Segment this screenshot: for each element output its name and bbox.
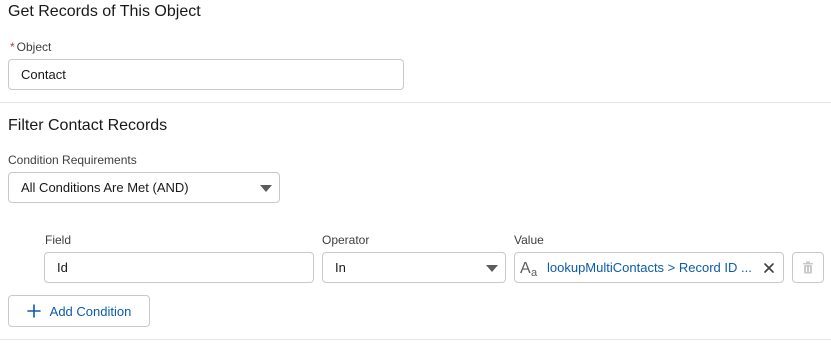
delete-condition-button[interactable] [792, 252, 824, 283]
object-input-value: Contact [21, 67, 66, 82]
object-input[interactable]: Contact [8, 59, 404, 90]
add-condition-button[interactable]: Add Condition [8, 295, 150, 327]
chevron-down-icon [260, 185, 272, 192]
condition-operator-select[interactable]: In [322, 252, 506, 283]
condition-value-pill[interactable]: A a lookupMultiContacts > Record ID ... [514, 252, 784, 283]
condition-requirements-label: Condition Requirements [8, 153, 137, 167]
trash-icon [802, 261, 814, 274]
svg-text:a: a [531, 267, 538, 278]
object-section-title: Get Records of This Object [8, 3, 201, 20]
filter-section-title: Filter Contact Records [8, 117, 168, 134]
svg-text:A: A [520, 260, 531, 277]
condition-field-input[interactable]: Id [44, 252, 314, 283]
plus-icon [26, 304, 41, 318]
operator-column-header: Operator [322, 233, 370, 247]
value-column-header: Value [514, 233, 544, 247]
condition-requirements-value: All Conditions Are Met (AND) [21, 180, 189, 195]
condition-field-value: Id [57, 260, 68, 275]
section-divider [0, 102, 831, 103]
chevron-down-icon [486, 265, 498, 272]
field-column-header: Field [45, 233, 72, 247]
object-label: Object [16, 40, 52, 54]
condition-operator-value: In [335, 260, 346, 275]
required-marker: * [10, 40, 15, 54]
add-condition-label: Add Condition [49, 303, 132, 319]
condition-value-text: lookupMultiContacts > Record ID ... [547, 260, 752, 275]
object-label-wrapper: * Object [10, 40, 51, 54]
text-resource-icon: A a [519, 258, 541, 278]
bottom-divider [0, 339, 831, 340]
close-icon[interactable] [761, 260, 777, 276]
condition-requirements-select[interactable]: All Conditions Are Met (AND) [8, 172, 280, 203]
==*==
*What is required*:
Please give the stretch of the listing from the line containing "delete-condition-button[interactable] [792, 252, 824, 283]" through the line containing "condition-value-pill[interactable]: A a" again, with "chevron-down-icon" changed to "dropdown-arrow-icon" and everything else left the same.

*Solution for this exercise*:
delete-condition-button[interactable] [792, 252, 824, 283]
object-input-value: Contact [21, 67, 66, 82]
object-input[interactable]: Contact [8, 59, 404, 90]
add-condition-button[interactable]: Add Condition [8, 295, 150, 327]
dropdown-arrow-icon [260, 185, 272, 192]
condition-operator-select[interactable]: In [322, 252, 506, 283]
condition-value-pill[interactable]: A a lookupMultiContacts > Record ID ... [514, 252, 784, 283]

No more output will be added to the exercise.